Exercise directions:
Copy out the entries in full and with complete accuracy; pictures are excluded.

[Dataset items]
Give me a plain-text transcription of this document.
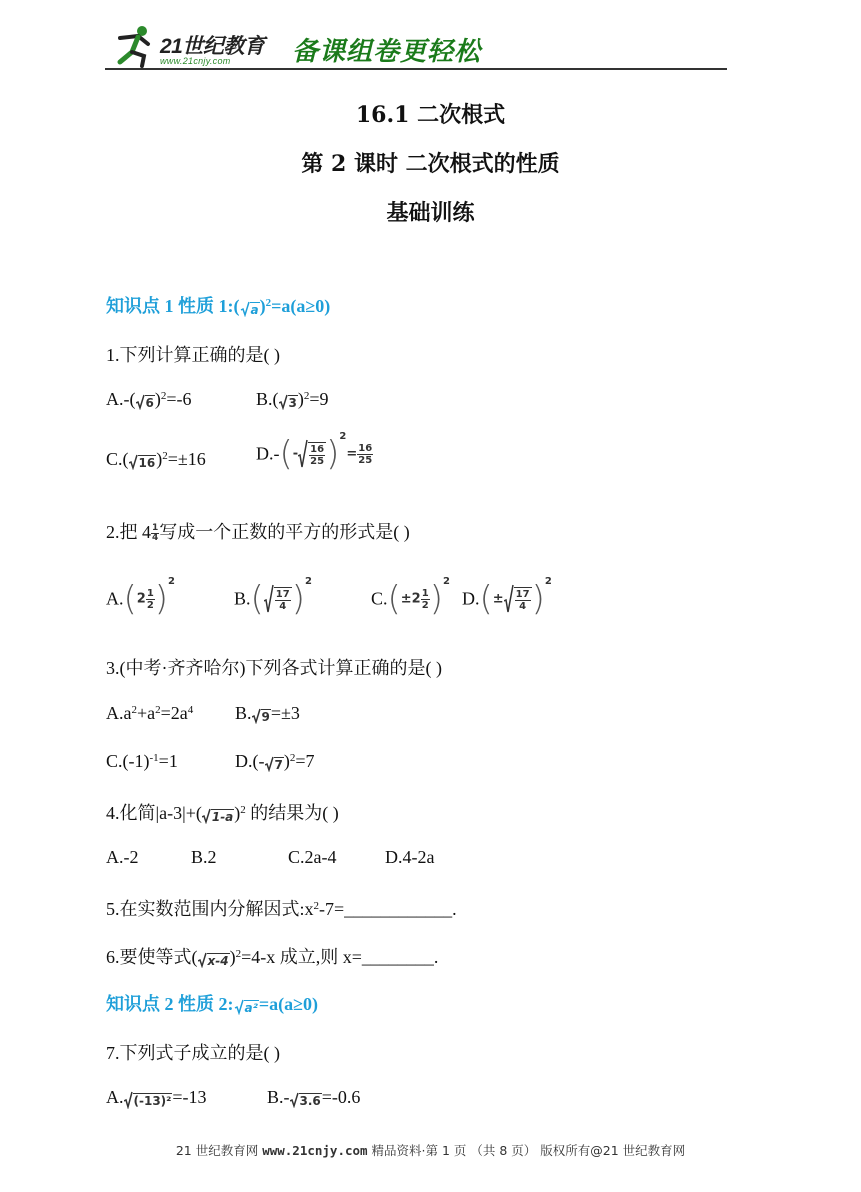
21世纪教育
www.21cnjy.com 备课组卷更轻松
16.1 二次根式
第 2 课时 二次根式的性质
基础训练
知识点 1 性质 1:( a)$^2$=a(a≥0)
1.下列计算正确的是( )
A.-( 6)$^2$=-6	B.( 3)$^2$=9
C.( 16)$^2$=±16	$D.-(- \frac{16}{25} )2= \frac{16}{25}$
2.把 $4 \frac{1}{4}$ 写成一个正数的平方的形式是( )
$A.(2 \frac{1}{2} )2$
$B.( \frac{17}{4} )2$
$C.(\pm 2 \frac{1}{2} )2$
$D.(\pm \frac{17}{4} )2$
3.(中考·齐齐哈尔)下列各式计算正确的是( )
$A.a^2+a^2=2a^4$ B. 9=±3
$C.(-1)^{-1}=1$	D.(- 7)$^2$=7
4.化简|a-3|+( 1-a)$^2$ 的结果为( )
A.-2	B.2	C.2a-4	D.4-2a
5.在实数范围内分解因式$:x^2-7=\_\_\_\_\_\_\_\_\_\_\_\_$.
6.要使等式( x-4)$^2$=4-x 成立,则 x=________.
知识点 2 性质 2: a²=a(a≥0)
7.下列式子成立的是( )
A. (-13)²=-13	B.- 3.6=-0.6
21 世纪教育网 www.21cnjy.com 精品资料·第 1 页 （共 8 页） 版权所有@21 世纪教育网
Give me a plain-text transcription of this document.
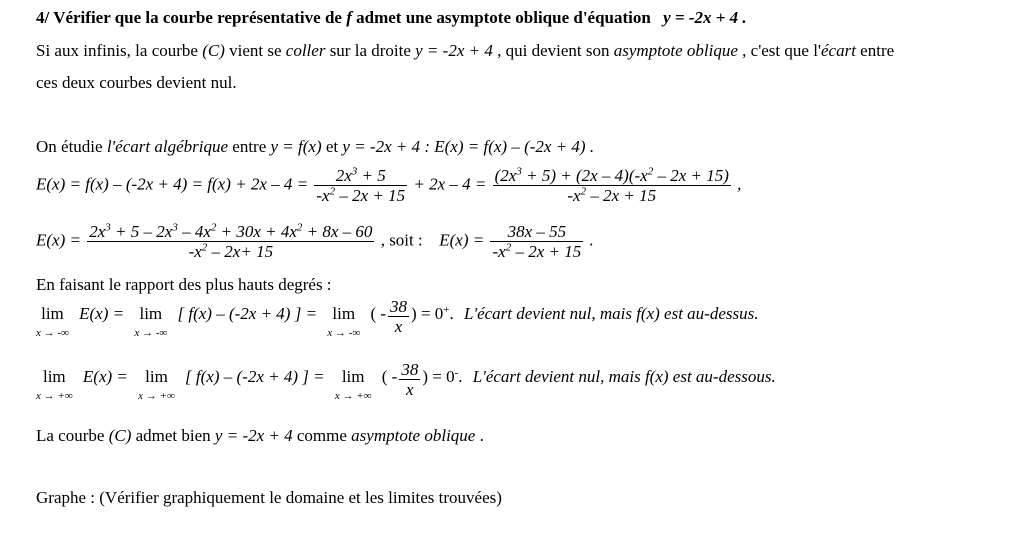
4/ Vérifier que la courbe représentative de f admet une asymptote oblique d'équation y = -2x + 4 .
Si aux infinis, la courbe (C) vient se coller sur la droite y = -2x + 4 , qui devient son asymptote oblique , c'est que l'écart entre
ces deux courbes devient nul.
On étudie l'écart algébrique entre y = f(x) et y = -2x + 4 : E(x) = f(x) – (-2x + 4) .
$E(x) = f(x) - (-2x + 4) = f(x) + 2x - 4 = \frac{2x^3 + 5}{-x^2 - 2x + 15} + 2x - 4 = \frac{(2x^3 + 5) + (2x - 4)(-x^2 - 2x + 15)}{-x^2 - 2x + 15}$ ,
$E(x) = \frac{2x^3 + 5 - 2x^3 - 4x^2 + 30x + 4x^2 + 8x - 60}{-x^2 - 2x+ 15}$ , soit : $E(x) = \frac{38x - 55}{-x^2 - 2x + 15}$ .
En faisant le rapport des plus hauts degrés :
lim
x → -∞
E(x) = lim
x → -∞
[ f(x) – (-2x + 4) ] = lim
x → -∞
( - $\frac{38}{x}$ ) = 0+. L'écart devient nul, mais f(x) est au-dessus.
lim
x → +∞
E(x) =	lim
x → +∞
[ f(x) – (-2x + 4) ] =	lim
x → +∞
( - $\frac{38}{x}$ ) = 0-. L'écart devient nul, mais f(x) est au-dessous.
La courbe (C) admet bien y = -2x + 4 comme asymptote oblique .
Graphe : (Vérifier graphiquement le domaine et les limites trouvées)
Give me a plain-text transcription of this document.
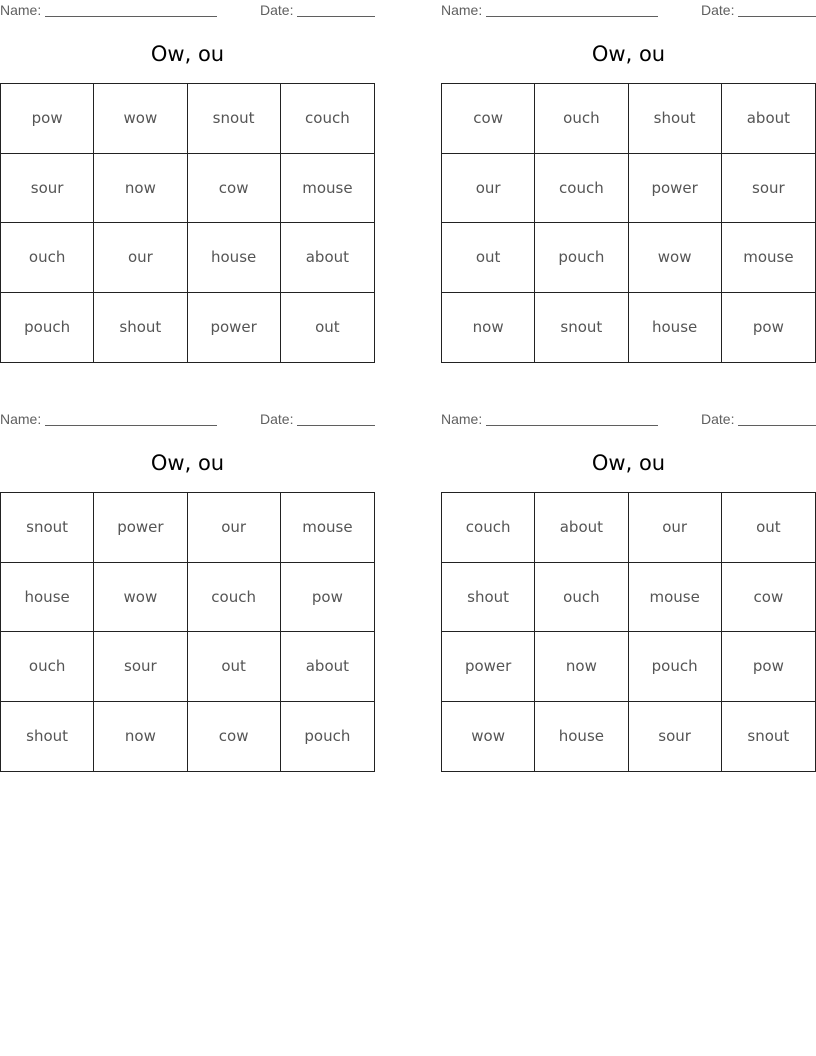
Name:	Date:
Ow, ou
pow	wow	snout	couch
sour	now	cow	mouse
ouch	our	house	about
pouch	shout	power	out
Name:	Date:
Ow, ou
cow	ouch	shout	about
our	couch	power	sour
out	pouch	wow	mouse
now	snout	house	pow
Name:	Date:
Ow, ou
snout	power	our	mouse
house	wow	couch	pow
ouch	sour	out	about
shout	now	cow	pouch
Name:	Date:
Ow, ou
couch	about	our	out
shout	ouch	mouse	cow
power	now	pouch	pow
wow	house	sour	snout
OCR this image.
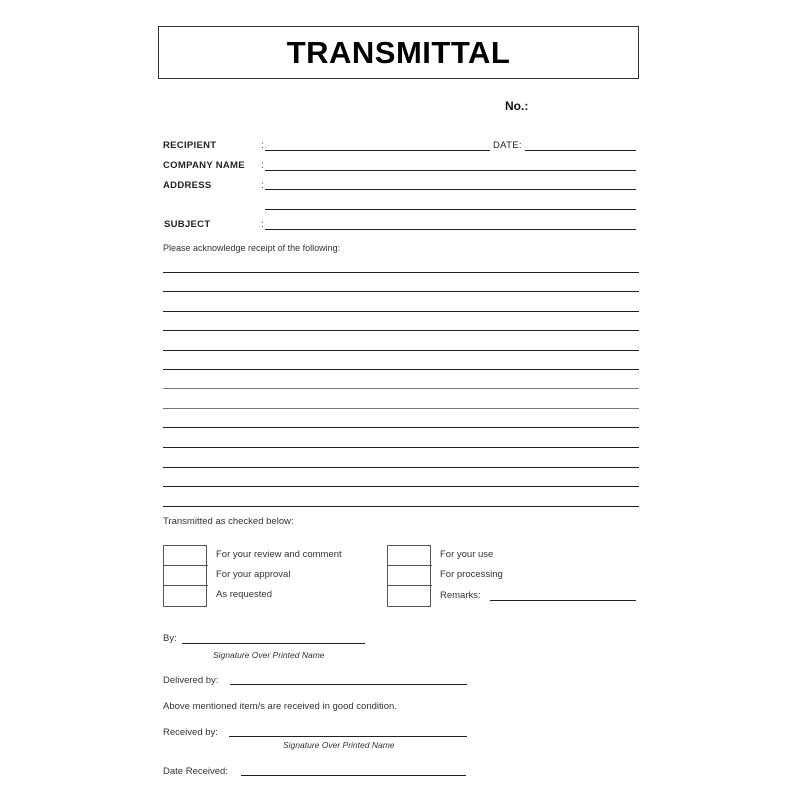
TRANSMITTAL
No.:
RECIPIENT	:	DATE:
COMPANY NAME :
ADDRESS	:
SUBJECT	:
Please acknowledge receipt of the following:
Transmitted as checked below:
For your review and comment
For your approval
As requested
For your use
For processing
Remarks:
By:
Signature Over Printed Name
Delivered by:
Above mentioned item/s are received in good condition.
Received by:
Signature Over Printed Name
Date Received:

Solution to the problem:
Give me a plain-text transcription of this document.
21世纪教育
www.21cnjy.com 备课组卷更轻松
16.1 二次根式
第 2 课时 二次根式的性质
基础训练
知识点 1 性质 1:( a)$^2$=a(a≥0)
1.下列计算正确的是( )
A.-( 6)$^2$=-6	B.( 3)$^2$=9
C.( 16)$^2$=±16	$D.-(- \frac{16}{25} )2= \frac{16}{25}$
2.把 $4 \frac{1}{4}$ 写成一个正数的平方的形式是( )
$A.(2 \frac{1}{2} )2$
$B.( \frac{17}{4} )2$
$C.(\pm 2 \frac{1}{2} )2$
$D.(\pm \frac{17}{4} )2$
3.(中考·齐齐哈尔)下列各式计算正确的是( )
$A.a^2+a^2=2a^4$ B. 9=±3
$C.(-1)^{-1}=1$	D.(- 7)$^2$=7
4.化简|a-3|+( 1-a)$^2$ 的结果为( )
A.-2	B.2	C.2a-4	D.4-2a
5.在实数范围内分解因式$:x^2-7=\_\_\_\_\_\_\_\_\_\_\_\_$.
6.要使等式( x-4)$^2$=4-x 成立,则 x=________.
知识点 2 性质 2: a²=a(a≥0)
7.下列式子成立的是( )
A. (-13)²=-13	B.- 3.6=-0.6
21 世纪教育网 www.21cnjy.com 精品资料·第 1 页 （共 8 页） 版权所有@21 世纪教育网
Give me a plain-text transcription of this document.
4/ Vérifier que la courbe représentative de f admet une asymptote oblique d'équation y = -2x + 4 .
Si aux infinis, la courbe (C) vient se coller sur la droite y = -2x + 4 , qui devient son asymptote oblique , c'est que l'écart entre
ces deux courbes devient nul.
On étudie l'écart algébrique entre y = f(x) et y = -2x + 4 : E(x) = f(x) – (-2x + 4) .
$E(x) = f(x) - (-2x + 4) = f(x) + 2x - 4 = \frac{2x^3 + 5}{-x^2 - 2x + 15} + 2x - 4 = \frac{(2x^3 + 5) + (2x - 4)(-x^2 - 2x + 15)}{-x^2 - 2x + 15}$ ,
$E(x) = \frac{2x^3 + 5 - 2x^3 - 4x^2 + 30x + 4x^2 + 8x - 60}{-x^2 - 2x+ 15}$ , soit : $E(x) = \frac{38x - 55}{-x^2 - 2x + 15}$ .
En faisant le rapport des plus hauts degrés :
lim
x → -∞
E(x) = lim
x → -∞
[ f(x) – (-2x + 4) ] = lim
x → -∞
( - $\frac{38}{x}$ ) = 0+. L'écart devient nul, mais f(x) est au-dessus.
lim
x → +∞
E(x) =	lim
x → +∞
[ f(x) – (-2x + 4) ] =	lim
x → +∞
( - $\frac{38}{x}$ ) = 0-. L'écart devient nul, mais f(x) est au-dessous.
La courbe (C) admet bien y = -2x + 4 comme asymptote oblique .
Graphe : (Vérifier graphiquement le domaine et les limites trouvées)
Give me a plain-text transcription of this document.
Name:	Date:
Ow, ou
pow	wow	snout	couch
sour	now	cow	mouse
ouch	our	house	about
pouch	shout	power	out
Name:	Date:
Ow, ou
cow	ouch	shout	about
our	couch	power	sour
out	pouch	wow	mouse
now	snout	house	pow
Name:	Date:
Ow, ou
snout	power	our	mouse
house	wow	couch	pow
ouch	sour	out	about
shout	now	cow	pouch
Name:	Date:
Ow, ou
couch	about	our	out
shout	ouch	mouse	cow
power	now	pouch	pow
wow	house	sour	snout
OCR this image.
TRANSMITTAL
No.:
RECIPIENT	:	DATE:
COMPANY NAME :
ADDRESS	:
SUBJECT	:
Please acknowledge receipt of the following:
Transmitted as checked below:
For your review and comment
For your approval
As requested
For your use
For processing
Remarks:
By:
Signature Over Printed Name
Delivered by:
Above mentioned item/s are received in good condition.
Received by:
Signature Over Printed Name
Date Received:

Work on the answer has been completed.